RECORDS PROVIDED:

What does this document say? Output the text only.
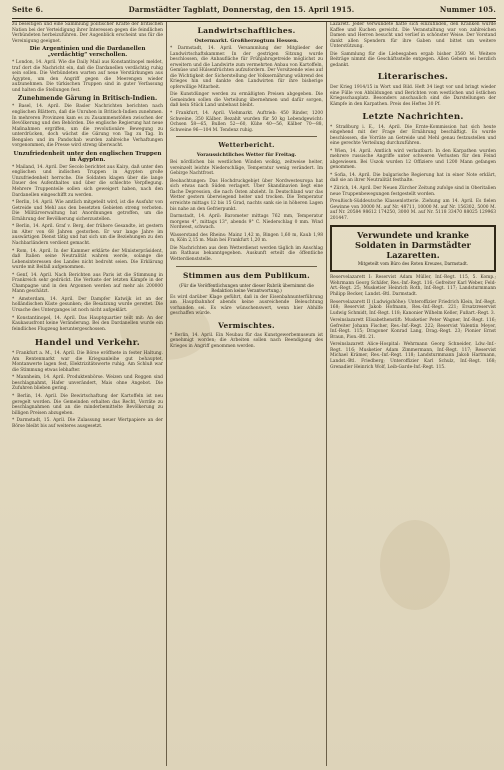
Seite 6.	Darmstädter Tagblatt, Donnerstag, den 15. April 1915.	Nummer 105.

zu beseitigen und eine Sammlung politischer Kräfte der britischen Nation bei der Verteidigung ihrer Interessen gegen die feindlichen Verbündeten herbeizuführen. Der Augenblick erscheint uns für die Vereinigung geeignet.

Die Argentinien und die Dardanellen „verdächtig“ verschollen.

* London, 14. April. Wie die Daily Mail aus Konstantinopel meldet, traf dort die Nachricht ein, daß die Dardanellen verdächtig ruhig sein sollen. Die Verbündeten warten auf neue Verstärkungen aus Ägypten, um den Angriff gegen die Meerengen wieder aufzunehmen. Die türkischen Truppen sind in guter Verfassung und halten die Stellungen fest.

Zunehmende Gärung in Britisch-Indien.

* Basel, 14. April. Die Basler Nachrichten berichten nach englischen Blättern, daß die Unruhen in Britisch-Indien zunehmen. In mehreren Provinzen kam es zu Zusammenstößen zwischen der Bevölkerung und den Behörden. Die englische Regierung hat neue Maßnahmen ergriffen, um die revolutionäre Bewegung zu unterdrücken, doch wächst die Gärung von Tag zu Tag. In Bengalen und im Pandschab wurden zahlreiche Verhaftungen vorgenommen, die Presse wird streng überwacht.

Unzufriedenheit unter den englischen Truppen in Ägypten.

* Mailand, 14. April. Der Secolo berichtet aus Kairo, daß unter den englischen und indischen Truppen in Ägypten große Unzufriedenheit herrsche. Die Soldaten klagen über die lange Dauer des Aufenthaltes und über die schlechte Verpflegung. Mehrere Truppenteile sollen sich geweigert haben, nach den Dardanellen eingeschifft zu werden.

* Berlin, 14. April. Wie amtlich mitgeteilt wird, ist die Ausfuhr von Getreide und Mehl aus den besetzten Gebieten streng verboten. Die Militärverwaltung hat Anordnungen getroffen, um die Ernährung der Bevölkerung sicherzustellen.

* Berlin, 14. April. Graf v. Berg, der frühere Gesandte, ist gestern im Alter von 68 Jahren gestorben. Er war lange Jahre im auswärtigen Dienst tätig und hat sich um die Beziehungen zu den Nachbarländern verdient gemacht.

* Rom, 14. April. In der Kammer erklärte der Ministerpräsident, daß Italien seine Neutralität wahren werde, solange die Lebensinteressen des Landes nicht bedroht seien. Die Erklärung wurde mit Beifall aufgenommen.

* Genf, 14. April. Nach Berichten aus Paris ist die Stimmung in Frankreich sehr gedrückt. Die Verluste der letzten Kämpfe in der Champagne und in den Argonnen werden auf mehr als 200000 Mann geschätzt.

* Amsterdam, 14. April. Der Dampfer Katwijk ist an der holländischen Küste gesunken; die Besatzung wurde gerettet. Die Ursache des Unterganges ist noch nicht aufgeklärt.

* Konstantinopel, 14. April. Das Hauptquartier teilt mit: An der Kaukasusfront keine Veränderung. Bei den Dardanellen wurde ein feindliches Flugzeug heruntergeschossen.

Handel und Verkehr.

* Frankfurt a. M., 14. April. Die Börse eröffnete in fester Haltung. Am Rentenmarkt war die Kriegsanleihe gut behauptet, Montanwerte lagen fest, Elektrizitätswerte ruhig. Am Schluß war die Stimmung etwas lebhafter.

* Mannheim, 14. April. Produktenbörse. Weizen und Roggen sind beschlagnahmt, Hafer unverändert, Mais ohne Angebot. Die Zufuhren blieben gering.

* Berlin, 14. April. Die Bewirtschaftung der Kartoffeln ist neu geregelt worden. Die Gemeinden erhalten das Recht, Vorräte zu beschlagnahmen und an die minderbemittelte Bevölkerung zu billigen Preisen abzugeben.

* Darmstadt, 15. April. Die Zulassung neuer Wertpapiere an der Börse bleibt bis auf weiteres ausgesetzt.

Landwirtschaftliches.
Ostermarkt. Großherzogtum Hessen.

* Darmstadt, 14. April. Versammlung der Mitglieder der Landwirtschaftskammer. In der gestrigen Sitzung wurde beschlossen, die Anbaufläche für Frühjahrsgetreide möglichst zu erweitern und die Landwirte zum vermehrten Anbau von Kartoffeln, Gemüse und Hülsenfrüchten aufzufordern. Der Vorsitzende wies auf die Wichtigkeit der Sicherstellung der Volksernährung während des Krieges hin und dankte den Landwirten für ihre bisherige opferwillige Mitarbeit.

Die Kunstdünger werden zu ermäßigten Preisen abgegeben. Die Gemeinden sollen die Verteilung übernehmen und dafür sorgen, daß kein Stück Land unbebaut bleibt.

* Frankfurt, 14. April. Viehmarkt. Auftrieb: 450 Rinder, 1200 Schweine, 350 Kälber. Bezahlt wurden für 50 kg Lebendgewicht: Ochsen 58—65, Bullen 52—60, Kühe 40—56, Kälber 70—88, Schweine 96—104 M. Tendenz ruhig.

Wetterbericht.
Voraussichtliches Wetter für Freitag.

Bei nördlichen bis westlichen Winden wolkig, zeitweise heiter, vereinzelt leichte Niederschläge, Temperatur wenig verändert. Im Gebirge Nachtfrost.

Beobachtungen: Das Hochdruckgebiet über Nordwesteuropa hat sich etwas nach Süden verlagert. Über Skandinavien liegt eine flache Depression, die nach Osten abzieht. In Deutschland war das Wetter gestern überwiegend heiter und trocken. Die Temperatur erreichte mittags 12 bis 15 Grad, nachts sank sie in höheren Lagen bis nahe an den Gefrierpunkt.

Darmstadt, 14. April: Barometer mittags 762 mm, Temperatur morgens 4°, mittags 13°, abends 9° C. Niederschlag 0 mm. Wind Nordwest, schwach.

Wasserstand des Rheins: Mainz 1,42 m, Bingen 1,60 m, Kaub 1,98 m, Köln 2,15 m. Main bei Frankfurt 1,20 m.

Die Nachrichten aus dem Wetterdienst werden täglich im Anschlag am Rathaus bekanntgegeben. Auskunft erteilt die öffentliche Wetterdienststelle.

Stimmen aus dem Publikum.
(Für die Veröffentlichungen unter dieser Rubrik übernimmt die Redaktion keine Verantwortung.)

Es wird darüber Klage geführt, daß in der Eisenbahnunterführung am Hauptbahnhof abends keine ausreichende Beleuchtung vorhanden sei. Es wäre wünschenswert, wenn hier Abhilfe geschaffen würde.

Vermischtes.

* Berlin, 14. April. Ein Neubau für das Kunstgewerbemuseum ist genehmigt worden; die Arbeiten sollen nach Beendigung des Krieges in Angriff genommen werden.

Lazarett. Jeder Verwundete hatte sich einzufinden, den Kranken wurde Kaffee und Kuchen gereicht. Die Veranstaltung war von zahlreichen Damen und Herren besucht und verlief in schönster Weise. Der Vorstand dankt allen Spendern für ihre Gaben und bittet um weitere Unterstützung.

Die Sammlung für die Liebesgaben ergab bisher 3560 M. Weitere Beiträge nimmt die Geschäftsstelle entgegen. Allen Gebern sei herzlich gedankt.

Literarisches.

Der Krieg 1914/15 in Wort und Bild. Heft 34 liegt vor und bringt wieder eine Fülle von Abbildungen und Berichten vom westlichen und östlichen Kriegsschauplatz. Besonders anschaulich sind die Darstellungen der Kämpfe in den Karpathen. Preis des Heftes 30 Pf.

Letzte Nachrichten.

* Straßburg i. E., 14. April. Die Ernte-Kommission hat sich heute eingehend mit der Frage der Ernährung beschäftigt. Es wurde beschlossen, die Vorräte an Getreide und Mehl genau festzustellen und eine gerechte Verteilung durchzuführen.

* Wien, 14. April. Amtlich wird verlautbart: In den Karpathen wurden mehrere russische Angriffe unter schweren Verlusten für den Feind abgewiesen. Bei Uszok wurden 12 Offiziere und 1200 Mann gefangen genommen.

* Sofia, 14. April. Die bulgarische Regierung hat in einer Note erklärt, daß sie an ihrer Neutralität festhalte.

* Zürich, 14. April. Der Neuen Zürcher Zeitung zufolge sind in Oberitalien neue Truppenbewegungen festgestellt worden.

Preußisch-Süddeutsche Klassenlotterie. Ziehung am 14. April. Es fielen Gewinne von 30000 M. auf Nr. 48711, 10000 M. auf Nr. 156302, 5000 M. auf Nr. 20584 98612 174250, 3000 M. auf Nr. 5118 33470 88025 129963 201447.

Verwundete und kranke Soldaten in Darmstädter Lazaretten.
Mitgeteilt vom Büro des Roten Kreuzes, Darmstadt.

Reservelazarett I: Reservist Adam Müller, Inf.-Regt. 115, 5. Komp.; Wehrmann Georg Schäfer, Res.-Inf.-Regt. 116; Gefreiter Karl Weber, Feld-Art.-Regt. 25; Musketier Heinrich Roth, Inf.-Regt. 117; Landsturmmann Philipp Becker, Landst.-Btl. Darmstadt.

Reservelazarett II (Ludwigshöhe): Unteroffizier Friedrich Klein, Inf.-Regt. 168; Reservist Jakob Hofmann, Res.-Inf.-Regt. 221; Ersatzreservist Ludwig Schmidt, Inf.-Regt. 118; Kanonier Wilhelm Keller, Fußart.-Regt. 3.

Vereinslazarett Elisabethenstift: Musketier Peter Wagner, Inf.-Regt. 116; Gefreiter Johann Fischer, Res.-Inf.-Regt. 222; Reservist Valentin Meyer, Inf.-Regt. 115; Dragoner Konrad Lang, Drag.-Regt. 23; Pionier Ernst Braun, Pion.-Btl. 21.

Vereinslazarett Alice-Hospital: Wehrmann Georg Schneider, Ldw.-Inf.-Regt. 116; Musketier Adam Zimmermann, Inf.-Regt. 117; Reservist Michael Krämer, Res.-Inf.-Regt. 118; Landsturmmann Jakob Hartmann, Landst.-Btl. Friedberg; Unteroffizier Karl Schulz, Inf.-Regt. 168; Grenadier Heinrich Wolf, Leib-Garde-Inf.-Regt. 115.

EXERCISE: Copy each line of the data that includes the word "sollen".

ANSWER TO THIS EXERCISE:
* London, 14. April. Wie die Daily Mail aus Konstantinopel meldet, traf dort die Nachricht ein, daß die Dardanellen verdächtig ruhig sein sollen. Die Verbündeten warten auf neue Verstärkungen aus Ägypten, um den Angriff gegen die Meerengen wieder aufzunehmen. Die türkischen Truppen sind in guter Verfassung und halten die Stellungen fest.
* Mailand, 14. April. Der Secolo berichtet aus Kairo, daß unter den englischen und indischen Truppen in Ägypten große Unzufriedenheit herrsche. Die Soldaten klagen über die lange Dauer des Aufenthaltes und über die schlechte Verpflegung. Mehrere Truppenteile sollen sich geweigert haben, nach den Dardanellen eingeschifft zu werden.
Die Kunstdünger werden zu ermäßigten Preisen abgegeben. Die Gemeinden sollen die Verteilung übernehmen und dafür sorgen, daß kein Stück Land unbebaut bleibt.
* Berlin, 14. April. Ein Neubau für das Kunstgewerbemuseum ist genehmigt worden; die Arbeiten sollen nach Beendigung des Krieges in Angriff genommen werden.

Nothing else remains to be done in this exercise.